■ Material provided:
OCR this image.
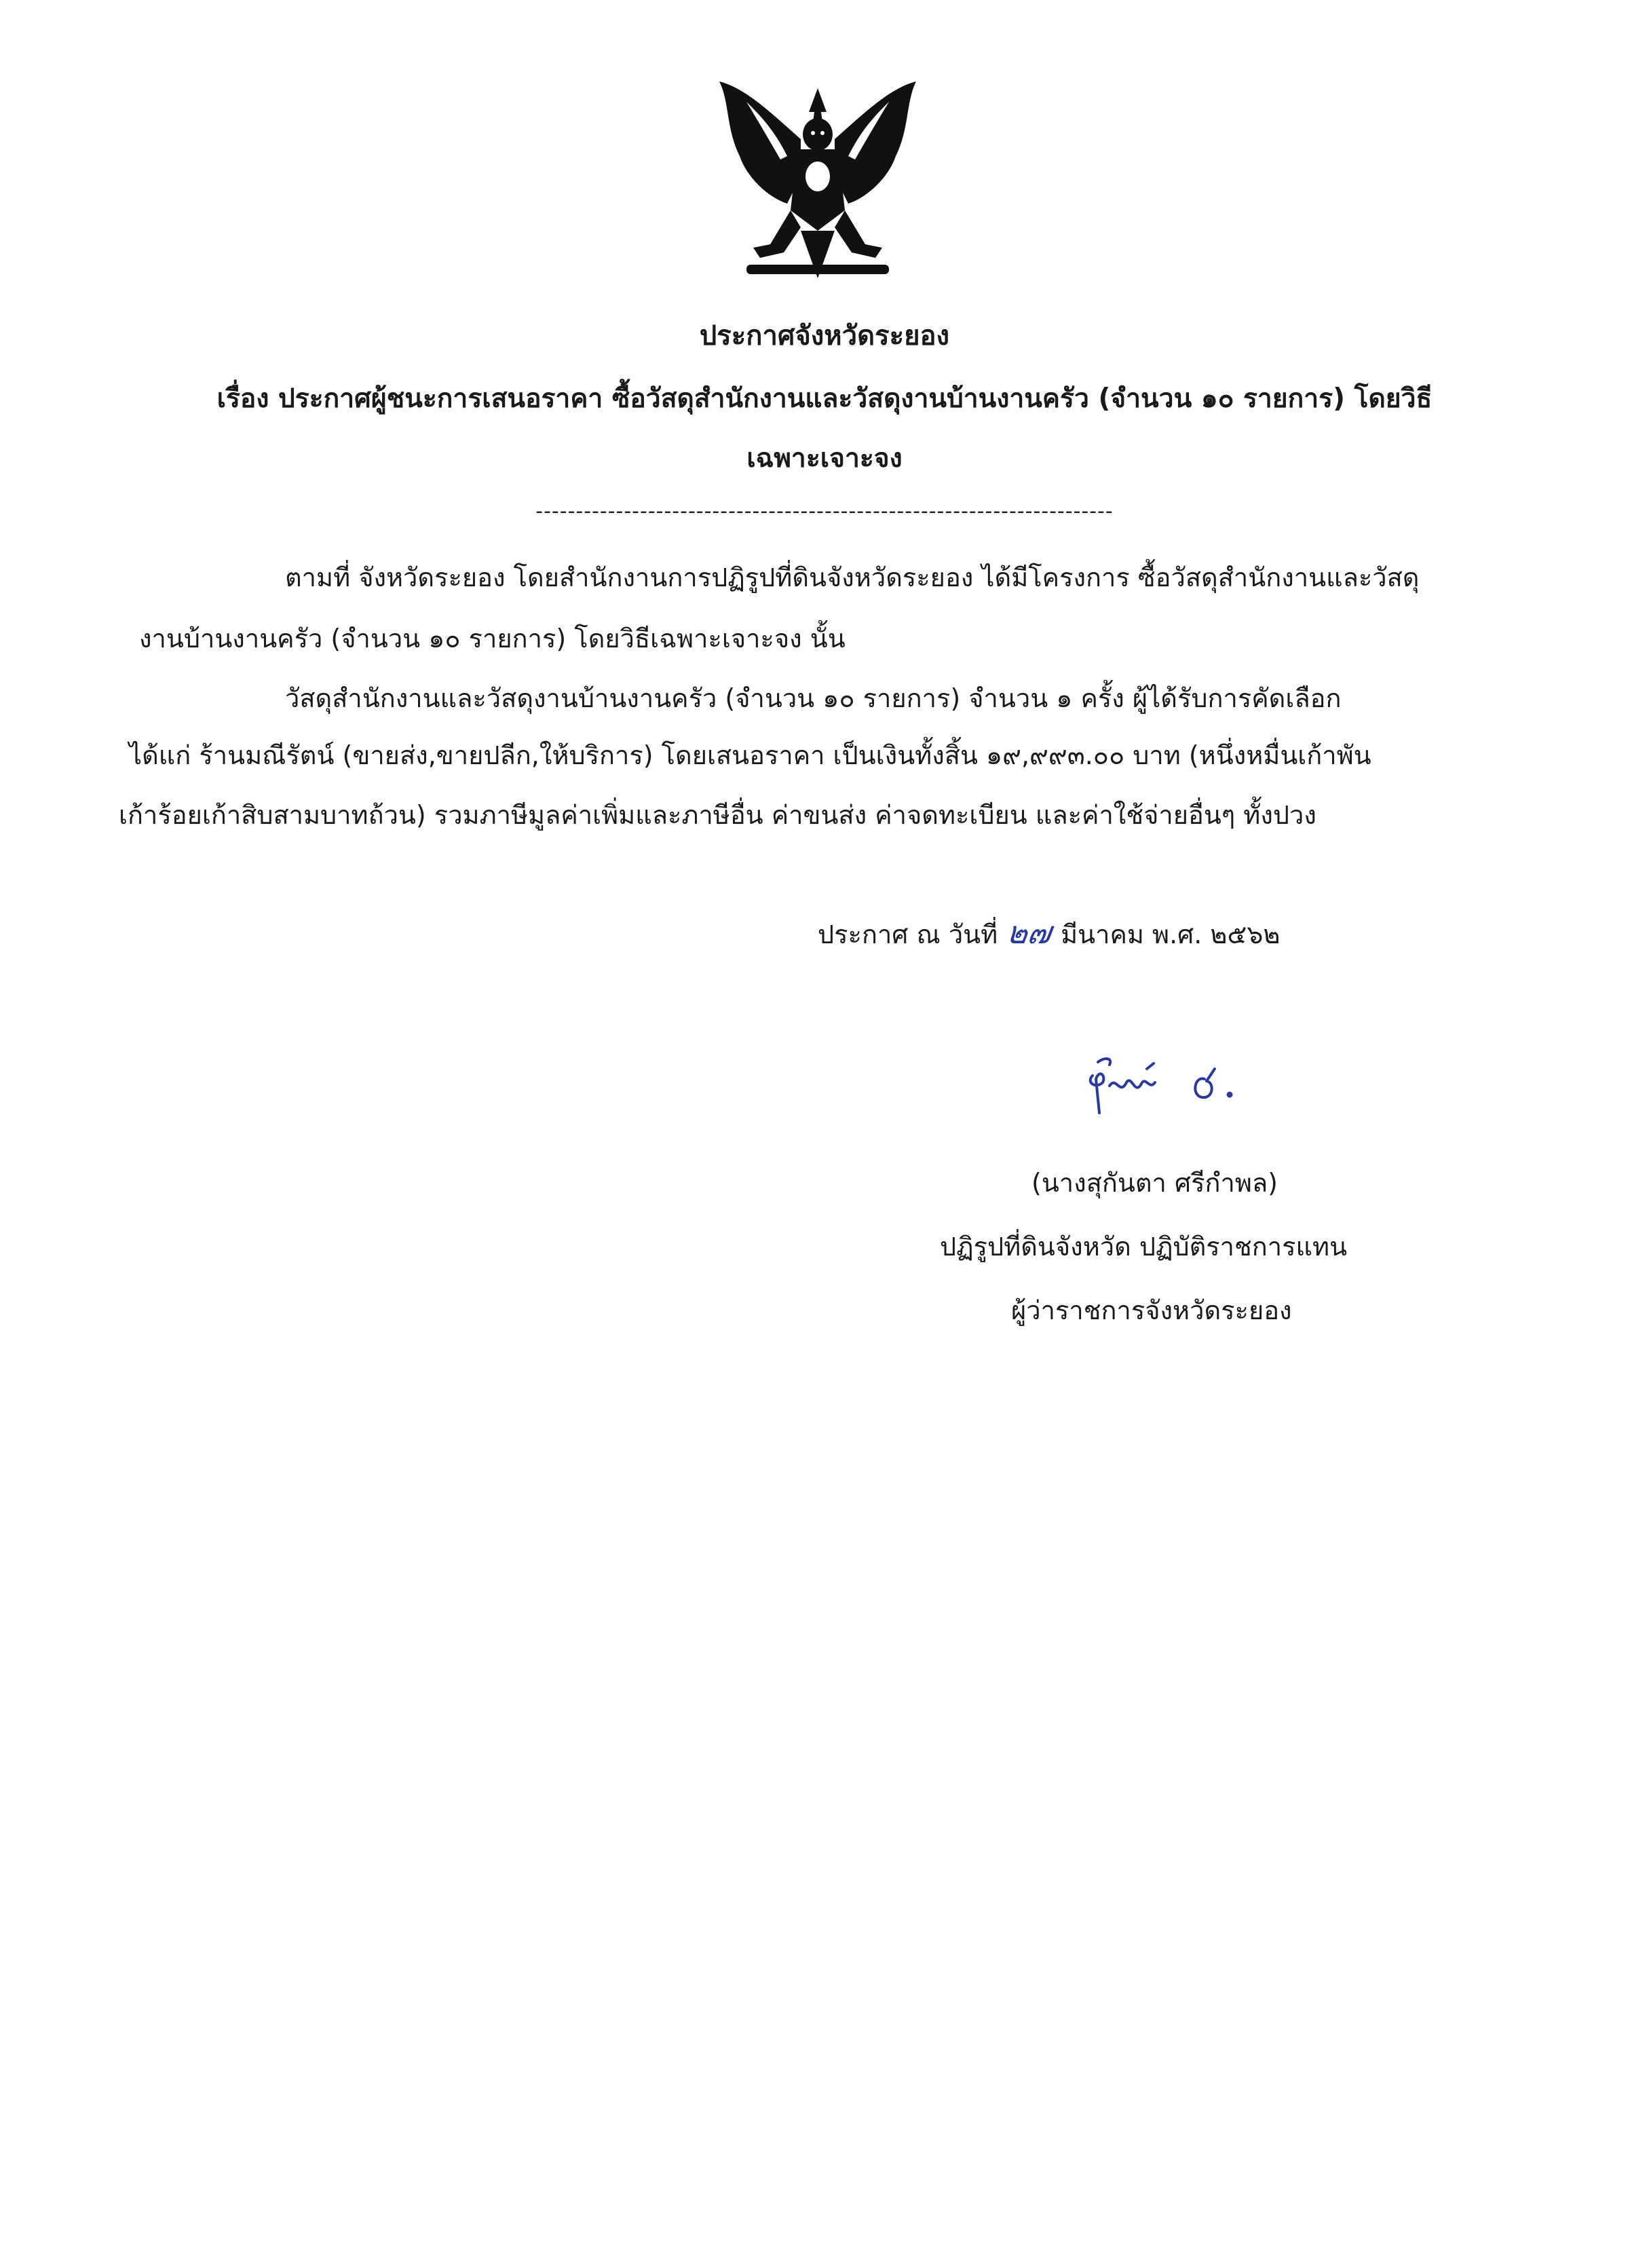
ประกาศจังหวัดระยอง
เรื่อง ประกาศผู้ชนะการเสนอราคา ซื้อวัสดุสำนักงานและวัสดุงานบ้านงานครัว (จำนวน ๑๐ รายการ) โดยวิธี
เฉพาะเจาะจง
------------------------------------------------------------------------
ตามที่ จังหวัดระยอง โดยสำนักงานการปฏิรูปที่ดินจังหวัดระยอง ได้มีโครงการ ซื้อวัสดุสำนักงานและวัสดุ
งานบ้านงานครัว (จำนวน ๑๐ รายการ) โดยวิธีเฉพาะเจาะจง นั้น
วัสดุสำนักงานและวัสดุงานบ้านงานครัว (จำนวน ๑๐ รายการ) จำนวน ๑ ครั้ง ผู้ได้รับการคัดเลือก
ได้แก่ ร้านมณีรัตน์ (ขายส่ง,ขายปลีก,ให้บริการ) โดยเสนอราคา เป็นเงินทั้งสิ้น ๑๙,๙๙๓.๐๐ บาท (หนึ่งหมื่นเก้าพัน
เก้าร้อยเก้าสิบสามบาทถ้วน) รวมภาษีมูลค่าเพิ่มและภาษีอื่น ค่าขนส่ง ค่าจดทะเบียน และค่าใช้จ่ายอื่นๆ ทั้งปวง
ประกาศ ณ วันที่ ๒๗ มีนาคม พ.ศ. ๒๕๖๒
(นางสุกันตา ศรีกำพล)
ปฏิรูปที่ดินจังหวัด ปฏิบัติราชการแทน
ผู้ว่าราชการจังหวัดระยอง
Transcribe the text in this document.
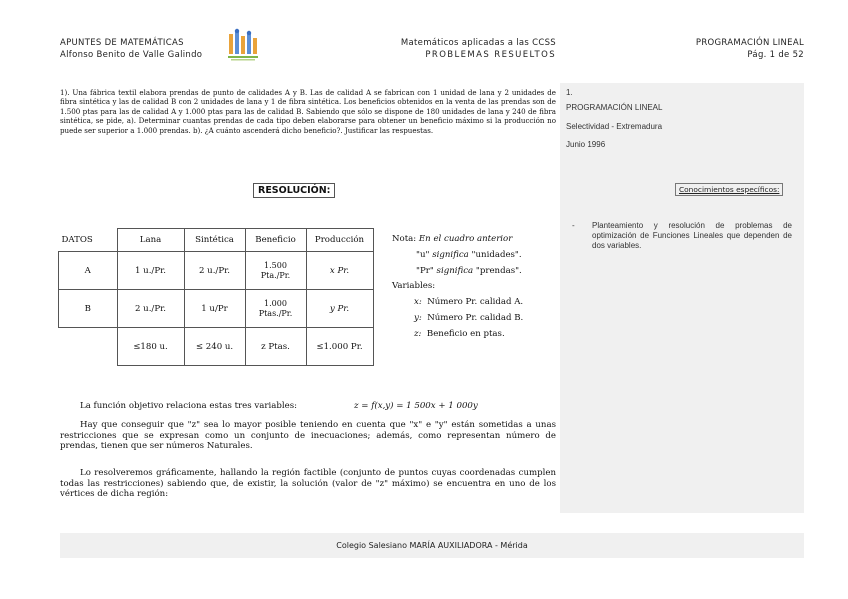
APUNTES DE MATEMÁTICAS
Alfonso Benito de Valle Galindo
Matemáticos aplicadas a las CCSS
PROBLEMAS RESUELTOS
PROGRAMACIÓN LINEAL
Pág. 1 de 52
1). Una fábrica textil elabora prendas de punto de calidades A y B. Las de calidad A se fabrican con 1 unidad de lana y 2 unidades de fibra sintética y las de calidad B con 2 unidades de lana y 1 de fibra sintética. Los beneficios obtenidos en la venta de las prendas son de 1.500 ptas para las de calidad A y 1.000 ptas para las de calidad B. Sabiendo que sólo se dispone de 180 unidades de lana y 240 de fibra sintética, se pide, a). Determinar cuantas prendas de cada tipo deben elaborarse para obtener un beneficio máximo si la producción no puede ser superior a 1.000 prendas. b). ¿A cuánto ascenderá dicho beneficio?. Justificar las respuestas.
RESOLUCIÓN:
DATOS	Lana	Sintética	Beneficio	Producción
A	1 u./Pr.	2 u./Pr.	1.500 Pta./Pr.	x Pr.
B	2 u./Pr.	1 u/Pr	1.000 Ptas./Pr.	y Pr.
	≤180 u.	≤ 240 u.	z Ptas.	≤1.000 Pr.
Nota: En el cuadro anterior
"u" significa "unidades".
"Pr" significa "prendas".
Variables:
x: Número Pr. calidad A.
y: Número Pr. calidad B.
z: Beneficio en ptas.
La función objetivo relaciona estas tres variables:	z = f(x,y) = 1 500x + 1 000y
Hay que conseguir que "z" sea lo mayor posible teniendo en cuenta que "x" e "y" están sometidas a unas restricciones que se expresan como un conjunto de inecuaciones; además, como representan número de prendas, tienen que ser números Naturales.
Lo resolveremos gráficamente, hallando la región factible (conjunto de puntos cuyas coordenadas cumplen todas las restricciones) sabiendo que, de existir, la solución (valor de "z" máximo) se encuentra en uno de los vértices de dicha región:
1.
PROGRAMACIÓN LINEAL
Selectividad - Extremadura
Junio 1996
- Planteamiento y resolución de problemas de optimización de Funciones Lineales que dependen de dos variables.
Conocimientos específicos:
Colegio Salesiano MARÍA AUXILIADORA - Mérida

■ Exercise details: Pick out every line above that contains the word "เฉพาะเจาะจง" and copy it.

■ Answer:
เฉพาะเจาะจง
งานบ้านงานครัว (จำนวน ๑๐ รายการ) โดยวิธีเฉพาะเจาะจง นั้น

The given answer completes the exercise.